→ **Stated problem**
Count the lines below that include the word "JSON" and write that number alone.

Records about charts and figures:
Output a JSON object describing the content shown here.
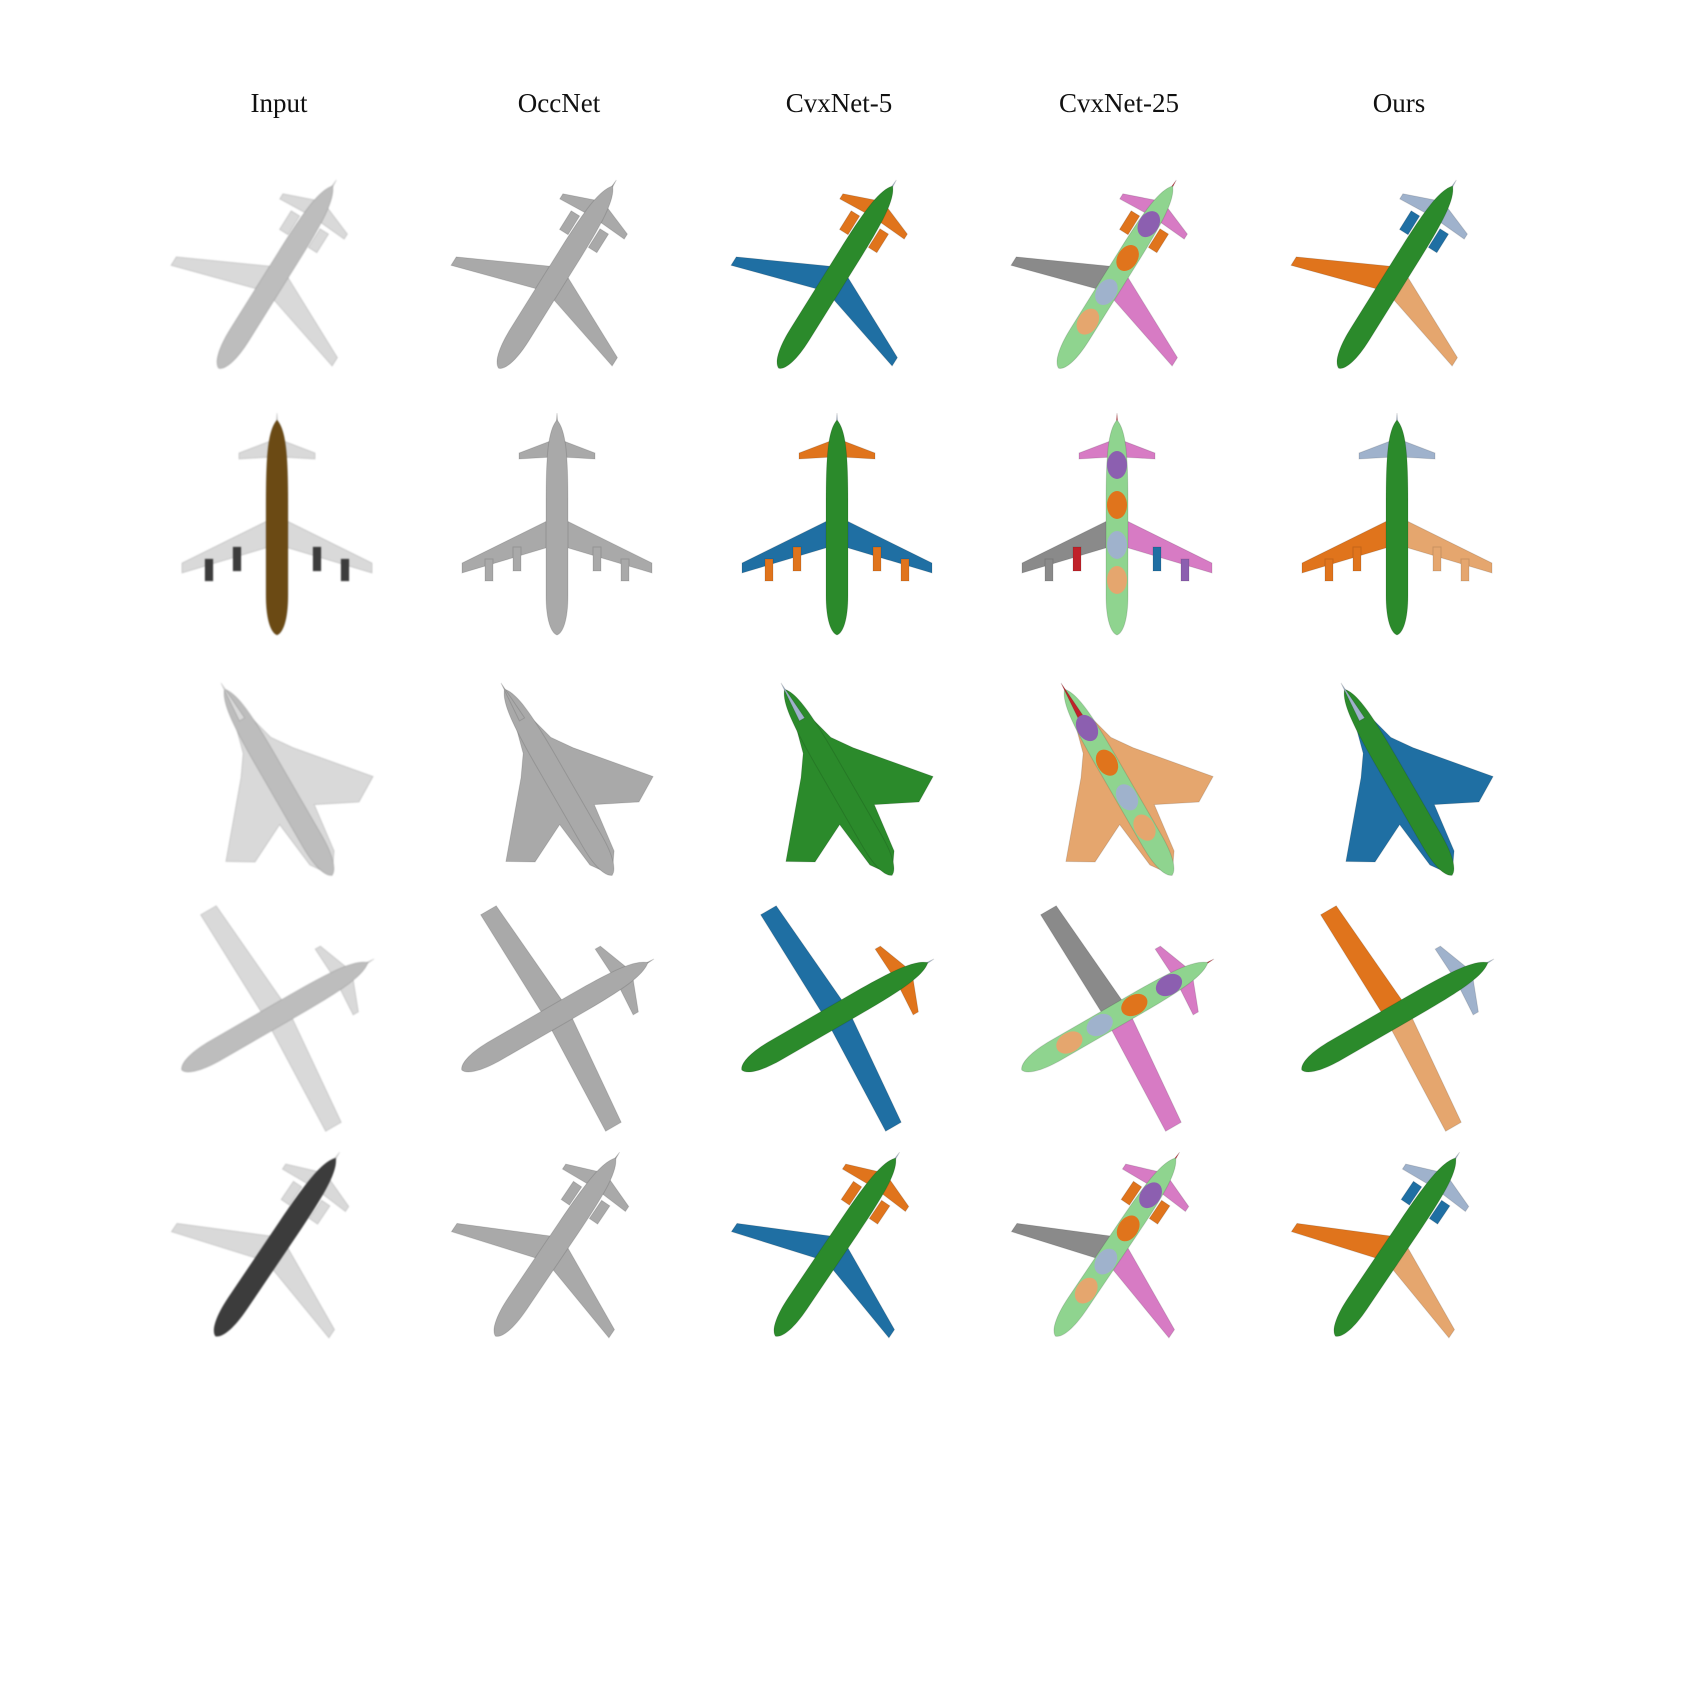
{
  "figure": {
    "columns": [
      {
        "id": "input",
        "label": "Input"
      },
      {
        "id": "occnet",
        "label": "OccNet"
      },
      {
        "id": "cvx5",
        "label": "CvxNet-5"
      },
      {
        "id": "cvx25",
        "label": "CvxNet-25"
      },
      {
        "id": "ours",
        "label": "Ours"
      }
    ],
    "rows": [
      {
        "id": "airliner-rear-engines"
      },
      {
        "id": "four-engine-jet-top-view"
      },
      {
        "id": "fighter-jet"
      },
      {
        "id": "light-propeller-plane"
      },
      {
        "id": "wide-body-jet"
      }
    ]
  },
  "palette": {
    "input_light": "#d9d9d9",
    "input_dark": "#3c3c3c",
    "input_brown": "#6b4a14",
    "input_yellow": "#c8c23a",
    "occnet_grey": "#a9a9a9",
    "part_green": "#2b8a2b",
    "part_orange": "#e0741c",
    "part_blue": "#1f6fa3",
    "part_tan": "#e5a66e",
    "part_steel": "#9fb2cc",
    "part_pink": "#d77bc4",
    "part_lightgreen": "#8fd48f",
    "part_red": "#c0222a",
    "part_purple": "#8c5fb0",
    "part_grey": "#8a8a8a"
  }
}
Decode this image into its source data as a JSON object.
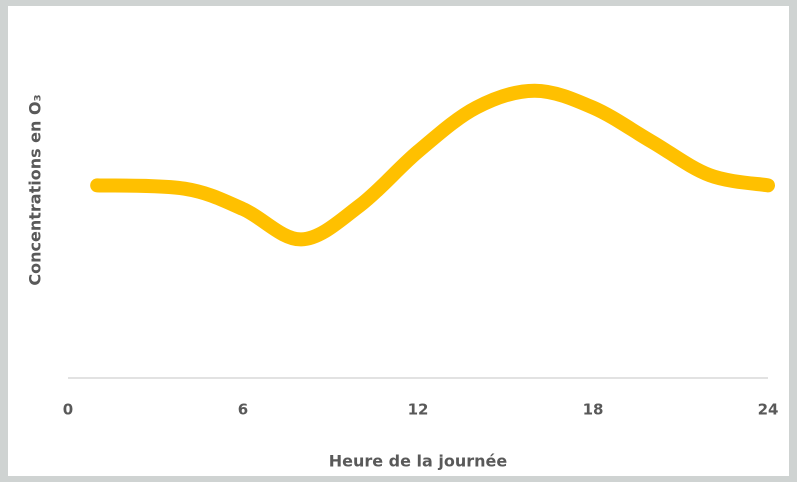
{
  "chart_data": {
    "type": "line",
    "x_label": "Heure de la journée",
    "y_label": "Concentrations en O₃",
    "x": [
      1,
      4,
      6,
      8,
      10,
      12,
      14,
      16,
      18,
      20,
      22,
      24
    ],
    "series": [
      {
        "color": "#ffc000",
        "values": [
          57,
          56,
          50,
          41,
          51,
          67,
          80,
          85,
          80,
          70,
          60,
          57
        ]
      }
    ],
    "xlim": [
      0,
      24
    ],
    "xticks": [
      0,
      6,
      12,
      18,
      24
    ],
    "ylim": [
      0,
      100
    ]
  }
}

→ **Answer below**
2